• **SHORT TASK**: Every line that includes the word "subtitle" is to be listed.
* BEGIN *
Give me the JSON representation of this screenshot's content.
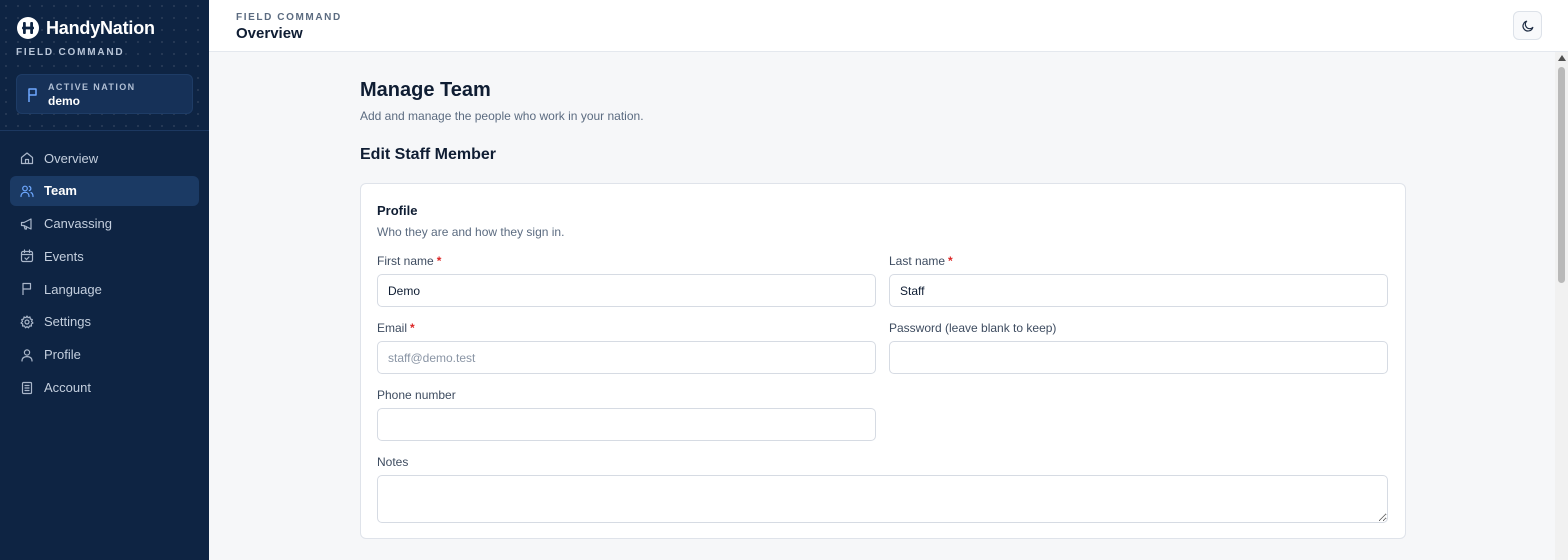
{
  "brand": {
    "name": "HandyNation",
    "subtitle": "FIELD COMMAND"
  },
  "nation": {
    "label": "ACTIVE NATION",
    "value": "demo"
  },
  "nav": {
    "items": [
      {
        "label": "Overview",
        "icon": "home-icon"
      },
      {
        "label": "Team",
        "icon": "users-icon",
        "active": true
      },
      {
        "label": "Canvassing",
        "icon": "megaphone-icon"
      },
      {
        "label": "Events",
        "icon": "calendar-icon"
      },
      {
        "label": "Language",
        "icon": "flag-icon"
      },
      {
        "label": "Settings",
        "icon": "gear-icon"
      },
      {
        "label": "Profile",
        "icon": "user-icon"
      },
      {
        "label": "Account",
        "icon": "building-icon"
      }
    ]
  },
  "header": {
    "kicker": "FIELD COMMAND",
    "title": "Overview",
    "theme_icon": "moon-icon"
  },
  "main": {
    "title": "Manage Team",
    "subtitle": "Add and manage the people who work in your nation.",
    "section_title": "Edit Staff Member"
  },
  "profile": {
    "title": "Profile",
    "subtitle": "Who they are and how they sign in.",
    "first_name": {
      "label": "First name",
      "required": "*",
      "value": "Demo"
    },
    "last_name": {
      "label": "Last name",
      "required": "*",
      "value": "Staff"
    },
    "email": {
      "label": "Email",
      "required": "*",
      "value": "",
      "placeholder": "staff@demo.test"
    },
    "password": {
      "label": "Password (leave blank to keep)",
      "value": ""
    },
    "phone": {
      "label": "Phone number",
      "value": ""
    },
    "notes": {
      "label": "Notes",
      "value": ""
    }
  },
  "colors": {
    "sidebar_bg": "#0e2443",
    "accent": "#3b82f6",
    "required": "#dc2626"
  }
}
* END *
• **FINAL RESULT**:
    "subtitle": "FIELD COMMAND"
    "subtitle": "Add and manage the people who work in your nation.",
    "subtitle": "Who they are and how they sign in.",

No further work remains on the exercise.